§ **Data shown**
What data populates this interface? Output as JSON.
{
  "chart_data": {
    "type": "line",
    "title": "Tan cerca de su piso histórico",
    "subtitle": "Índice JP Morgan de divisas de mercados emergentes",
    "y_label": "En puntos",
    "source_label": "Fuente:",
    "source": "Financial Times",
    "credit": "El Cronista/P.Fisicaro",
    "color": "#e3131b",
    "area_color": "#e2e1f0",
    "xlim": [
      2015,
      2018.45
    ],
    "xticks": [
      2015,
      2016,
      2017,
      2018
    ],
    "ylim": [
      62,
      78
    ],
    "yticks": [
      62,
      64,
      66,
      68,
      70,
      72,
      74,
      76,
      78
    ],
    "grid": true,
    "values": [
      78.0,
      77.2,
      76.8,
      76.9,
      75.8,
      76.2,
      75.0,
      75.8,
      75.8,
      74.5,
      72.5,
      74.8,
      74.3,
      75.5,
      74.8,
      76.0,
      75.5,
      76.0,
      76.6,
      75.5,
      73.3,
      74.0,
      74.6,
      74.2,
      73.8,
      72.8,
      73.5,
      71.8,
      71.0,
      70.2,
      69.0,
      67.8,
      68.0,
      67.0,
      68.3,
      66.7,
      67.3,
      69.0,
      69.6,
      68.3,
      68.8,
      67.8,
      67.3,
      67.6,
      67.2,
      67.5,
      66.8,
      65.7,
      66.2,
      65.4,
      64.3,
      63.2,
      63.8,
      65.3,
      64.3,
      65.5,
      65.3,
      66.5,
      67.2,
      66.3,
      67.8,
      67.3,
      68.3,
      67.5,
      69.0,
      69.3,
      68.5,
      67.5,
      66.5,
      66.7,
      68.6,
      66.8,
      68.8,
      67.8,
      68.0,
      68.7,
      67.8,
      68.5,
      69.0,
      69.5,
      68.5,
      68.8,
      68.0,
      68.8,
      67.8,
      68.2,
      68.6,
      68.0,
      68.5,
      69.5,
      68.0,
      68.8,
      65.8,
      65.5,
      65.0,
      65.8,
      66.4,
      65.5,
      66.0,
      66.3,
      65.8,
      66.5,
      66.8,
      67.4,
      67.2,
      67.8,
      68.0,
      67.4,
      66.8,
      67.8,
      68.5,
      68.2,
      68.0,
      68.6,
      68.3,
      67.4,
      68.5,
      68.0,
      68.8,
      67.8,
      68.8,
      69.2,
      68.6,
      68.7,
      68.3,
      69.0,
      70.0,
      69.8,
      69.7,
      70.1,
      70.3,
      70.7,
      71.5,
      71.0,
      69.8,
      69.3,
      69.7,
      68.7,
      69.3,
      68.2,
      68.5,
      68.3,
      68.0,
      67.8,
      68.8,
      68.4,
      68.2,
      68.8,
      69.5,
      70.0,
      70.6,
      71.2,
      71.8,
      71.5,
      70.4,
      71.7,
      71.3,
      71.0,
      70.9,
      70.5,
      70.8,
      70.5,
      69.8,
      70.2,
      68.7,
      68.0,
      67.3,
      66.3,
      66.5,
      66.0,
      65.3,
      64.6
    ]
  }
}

§ **What to work on**
Repeat the records above exactly, leaving none out.

§ **Task result**
What data populates this interface? Output as JSON.
{
  "chart_data": {
    "type": "line",
    "title": "Tan cerca de su piso histórico",
    "subtitle": "Índice JP Morgan de divisas de mercados emergentes",
    "y_label": "En puntos",
    "source_label": "Fuente:",
    "source": "Financial Times",
    "credit": "El Cronista/P.Fisicaro",
    "color": "#e3131b",
    "area_color": "#e2e1f0",
    "xlim": [
      2015,
      2018.45
    ],
    "xticks": [
      2015,
      2016,
      2017,
      2018
    ],
    "ylim": [
      62,
      78
    ],
    "yticks": [
      62,
      64,
      66,
      68,
      70,
      72,
      74,
      76,
      78
    ],
    "grid": true,
    "values": [
      78.0,
      77.2,
      76.8,
      76.9,
      75.8,
      76.2,
      75.0,
      75.8,
      75.8,
      74.5,
      72.5,
      74.8,
      74.3,
      75.5,
      74.8,
      76.0,
      75.5,
      76.0,
      76.6,
      75.5,
      73.3,
      74.0,
      74.6,
      74.2,
      73.8,
      72.8,
      73.5,
      71.8,
      71.0,
      70.2,
      69.0,
      67.8,
      68.0,
      67.0,
      68.3,
      66.7,
      67.3,
      69.0,
      69.6,
      68.3,
      68.8,
      67.8,
      67.3,
      67.6,
      67.2,
      67.5,
      66.8,
      65.7,
      66.2,
      65.4,
      64.3,
      63.2,
      63.8,
      65.3,
      64.3,
      65.5,
      65.3,
      66.5,
      67.2,
      66.3,
      67.8,
      67.3,
      68.3,
      67.5,
      69.0,
      69.3,
      68.5,
      67.5,
      66.5,
      66.7,
      68.6,
      66.8,
      68.8,
      67.8,
      68.0,
      68.7,
      67.8,
      68.5,
      69.0,
      69.5,
      68.5,
      68.8,
      68.0,
      68.8,
      67.8,
      68.2,
      68.6,
      68.0,
      68.5,
      69.5,
      68.0,
      68.8,
      65.8,
      65.5,
      65.0,
      65.8,
      66.4,
      65.5,
      66.0,
      66.3,
      65.8,
      66.5,
      66.8,
      67.4,
      67.2,
      67.8,
      68.0,
      67.4,
      66.8,
      67.8,
      68.5,
      68.2,
      68.0,
      68.6,
      68.3,
      67.4,
      68.5,
      68.0,
      68.8,
      67.8,
      68.8,
      69.2,
      68.6,
      68.7,
      68.3,
      69.0,
      70.0,
      69.8,
      69.7,
      70.1,
      70.3,
      70.7,
      71.5,
      71.0,
      69.8,
      69.3,
      69.7,
      68.7,
      69.3,
      68.2,
      68.5,
      68.3,
      68.0,
      67.8,
      68.8,
      68.4,
      68.2,
      68.8,
      69.5,
      70.0,
      70.6,
      71.2,
      71.8,
      71.5,
      70.4,
      71.7,
      71.3,
      71.0,
      70.9,
      70.5,
      70.8,
      70.5,
      69.8,
      70.2,
      68.7,
      68.0,
      67.3,
      66.3,
      66.5,
      66.0,
      65.3,
      64.6
    ]
  }
}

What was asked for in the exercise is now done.